The pattern will be that when you are face to face, just the two of you, you'll feel happy and enjoy being in a relationship. And then when he closes his eyes, or leaves, you'll remember that you don't trust him and that you have serious doubts about the relationship. I don't think there'll be a time that you'll carry the bliss back into reality because it's only bliss when reality is suspended.

It sounds like he is right not to trust you. I wonder if this continues if you might find that he decides to end it himself. There are so many red flags that you have your eyes open to, but you choose to ignore. It seems like what you want from this thread is the same sort of validation you are asking him for when you're with him, and I'd suggest that you need to do work on your self esteem, so that you can exist comfortably without other peoples validation. That's the only way I can make sense of it. Otherwise it just seems like you spend mon-thurs looking for faults in a relationship, and fri-sun looking for goodness in it. It's a strange kind of stasis to exist in.

I think you clearly don't want to end this relationship, but whether or not you stay in it you would really help yourself by working on your self worth. Whether that's in therapy or if you can't afford therapy just googling ways to increase self esteem

Underpressure13 · 28/06/2020 11:35

Thanks @peelingpaint
The irony is that I used to have such great self- esteem until 2 years ago . The old me would never have entertained all this Confused
I went for a walk with a dear friend the other day and we spent 3 hours discussing this. Came away feeling like I knew what had to be done, only to see him and we launched into a good weekend.

****************************************

▸ Your task:
In the relationship-advice text, how long does Underpressure13 say the walk with a friend was spent discussing the situation?

▸ The data:
****************************************

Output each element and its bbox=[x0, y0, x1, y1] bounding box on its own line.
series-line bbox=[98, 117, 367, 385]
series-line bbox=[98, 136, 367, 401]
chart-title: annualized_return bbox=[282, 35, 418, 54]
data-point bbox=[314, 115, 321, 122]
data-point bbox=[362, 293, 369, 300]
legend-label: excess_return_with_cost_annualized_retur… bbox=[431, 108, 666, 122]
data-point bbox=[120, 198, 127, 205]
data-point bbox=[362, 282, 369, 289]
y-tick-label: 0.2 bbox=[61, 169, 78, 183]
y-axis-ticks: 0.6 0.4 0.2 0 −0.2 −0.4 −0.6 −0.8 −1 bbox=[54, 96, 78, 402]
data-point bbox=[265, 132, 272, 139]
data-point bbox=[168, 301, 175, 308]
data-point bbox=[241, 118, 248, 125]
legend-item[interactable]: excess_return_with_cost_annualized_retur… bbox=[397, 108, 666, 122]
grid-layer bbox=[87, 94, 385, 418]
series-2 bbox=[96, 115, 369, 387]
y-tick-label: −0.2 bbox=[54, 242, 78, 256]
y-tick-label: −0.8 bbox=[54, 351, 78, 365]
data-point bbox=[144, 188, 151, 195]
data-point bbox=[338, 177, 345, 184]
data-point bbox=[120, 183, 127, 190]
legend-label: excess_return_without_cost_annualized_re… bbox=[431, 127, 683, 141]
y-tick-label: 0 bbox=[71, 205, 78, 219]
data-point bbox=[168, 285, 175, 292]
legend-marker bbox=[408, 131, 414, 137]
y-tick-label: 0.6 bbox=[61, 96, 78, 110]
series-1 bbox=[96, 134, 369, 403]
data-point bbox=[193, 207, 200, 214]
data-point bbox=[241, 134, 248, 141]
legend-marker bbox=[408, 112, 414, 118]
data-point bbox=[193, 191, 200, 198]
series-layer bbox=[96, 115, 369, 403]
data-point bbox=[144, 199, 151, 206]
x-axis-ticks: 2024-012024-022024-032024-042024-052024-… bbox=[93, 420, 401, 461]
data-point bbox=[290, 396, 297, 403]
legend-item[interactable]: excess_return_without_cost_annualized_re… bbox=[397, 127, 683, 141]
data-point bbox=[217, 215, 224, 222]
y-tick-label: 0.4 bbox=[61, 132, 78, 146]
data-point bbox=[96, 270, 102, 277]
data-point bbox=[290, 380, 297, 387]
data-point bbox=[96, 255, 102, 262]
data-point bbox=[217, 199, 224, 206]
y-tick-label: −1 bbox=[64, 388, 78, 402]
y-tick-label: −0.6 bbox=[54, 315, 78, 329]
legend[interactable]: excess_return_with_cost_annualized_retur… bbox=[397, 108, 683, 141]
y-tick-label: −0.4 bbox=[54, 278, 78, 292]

****************************************

▸ Your response:
Three hours.